[Records excerpted from a collection]
--------------------------------

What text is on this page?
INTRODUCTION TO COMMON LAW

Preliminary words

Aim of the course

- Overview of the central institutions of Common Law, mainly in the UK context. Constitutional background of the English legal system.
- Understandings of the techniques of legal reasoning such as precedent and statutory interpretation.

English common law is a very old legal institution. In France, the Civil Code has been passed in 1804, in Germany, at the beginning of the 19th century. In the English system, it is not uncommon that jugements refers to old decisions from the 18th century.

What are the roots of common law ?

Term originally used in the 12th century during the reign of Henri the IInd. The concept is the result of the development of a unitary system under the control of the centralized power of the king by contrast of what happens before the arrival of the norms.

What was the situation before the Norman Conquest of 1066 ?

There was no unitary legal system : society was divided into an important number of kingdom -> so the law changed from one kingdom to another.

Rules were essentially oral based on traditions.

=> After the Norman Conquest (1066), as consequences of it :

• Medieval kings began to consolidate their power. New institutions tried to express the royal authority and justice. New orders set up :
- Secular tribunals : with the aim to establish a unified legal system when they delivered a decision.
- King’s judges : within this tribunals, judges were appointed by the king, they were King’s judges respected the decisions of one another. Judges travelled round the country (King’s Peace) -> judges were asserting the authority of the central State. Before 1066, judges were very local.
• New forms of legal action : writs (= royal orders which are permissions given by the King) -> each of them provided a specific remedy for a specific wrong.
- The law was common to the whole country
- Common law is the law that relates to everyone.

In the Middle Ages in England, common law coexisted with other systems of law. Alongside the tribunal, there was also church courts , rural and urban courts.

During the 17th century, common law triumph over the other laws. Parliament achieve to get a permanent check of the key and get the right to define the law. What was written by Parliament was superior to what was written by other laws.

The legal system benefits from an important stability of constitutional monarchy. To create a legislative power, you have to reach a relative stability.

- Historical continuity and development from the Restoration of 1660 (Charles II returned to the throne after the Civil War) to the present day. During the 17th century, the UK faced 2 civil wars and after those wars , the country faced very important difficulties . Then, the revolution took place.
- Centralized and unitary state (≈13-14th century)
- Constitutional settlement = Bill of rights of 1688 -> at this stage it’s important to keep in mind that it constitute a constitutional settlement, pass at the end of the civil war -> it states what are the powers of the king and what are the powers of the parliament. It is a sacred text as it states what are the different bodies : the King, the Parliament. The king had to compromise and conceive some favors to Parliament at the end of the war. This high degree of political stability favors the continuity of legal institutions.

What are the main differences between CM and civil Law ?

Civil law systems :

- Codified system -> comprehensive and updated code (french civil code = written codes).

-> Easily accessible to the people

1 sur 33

--------------------------------

INSTRUCTIONS FOR THE TASK:
Transcribe each record exactly. Leave nothing out.

WORKED SOLUTION:
What text is on this page?
INTRODUCTION TO COMMON LAW

Preliminary words

Aim of the course

- Overview of the central institutions of Common Law, mainly in the UK context. Constitutional background of the English legal system.
- Understandings of the techniques of legal reasoning such as precedent and statutory interpretation.

English common law is a very old legal institution. In France, the Civil Code has been passed in 1804, in Germany, at the beginning of the 19th century. In the English system, it is not uncommon that jugements refers to old decisions from the 18th century.

What are the roots of common law ?

Term originally used in the 12th century during the reign of Henri the IInd. The concept is the result of the development of a unitary system under the control of the centralized power of the king by contrast of what happens before the arrival of the norms.

What was the situation before the Norman Conquest of 1066 ?

There was no unitary legal system : society was divided into an important number of kingdom -> so the law changed from one kingdom to another.

Rules were essentially oral based on traditions.

=> After the Norman Conquest (1066), as consequences of it :

• Medieval kings began to consolidate their power. New institutions tried to express the royal authority and justice. New orders set up :
- Secular tribunals : with the aim to establish a unified legal system when they delivered a decision.
- King’s judges : within this tribunals, judges were appointed by the king, they were King’s judges respected the decisions of one another. Judges travelled round the country (King’s Peace) -> judges were asserting the authority of the central State. Before 1066, judges were very local.
• New forms of legal action : writs (= royal orders which are permissions given by the King) -> each of them provided a specific remedy for a specific wrong.
- The law was common to the whole country
- Common law is the law that relates to everyone.

In the Middle Ages in England, common law coexisted with other systems of law. Alongside the tribunal, there was also church courts , rural and urban courts.

During the 17th century, common law triumph over the other laws. Parliament achieve to get a permanent check of the key and get the right to define the law. What was written by Parliament was superior to what was written by other laws.

The legal system benefits from an important stability of constitutional monarchy. To create a legislative power, you have to reach a relative stability.

- Historical continuity and development from the Restoration of 1660 (Charles II returned to the throne after the Civil War) to the present day. During the 17th century, the UK faced 2 civil wars and after those wars , the country faced very important difficulties . Then, the revolution took place.
- Centralized and unitary state (≈13-14th century)
- Constitutional settlement = Bill of rights of 1688 -> at this stage it’s important to keep in mind that it constitute a constitutional settlement, pass at the end of the civil war -> it states what are the powers of the king and what are the powers of the parliament. It is a sacred text as it states what are the different bodies : the King, the Parliament. The king had to compromise and conceive some favors to Parliament at the end of the war. This high degree of political stability favors the continuity of legal institutions.

What are the main differences between CM and civil Law ?

Civil law systems :

- Codified system -> comprehensive and updated code (french civil code = written codes).

-> Easily accessible to the people

1 sur 33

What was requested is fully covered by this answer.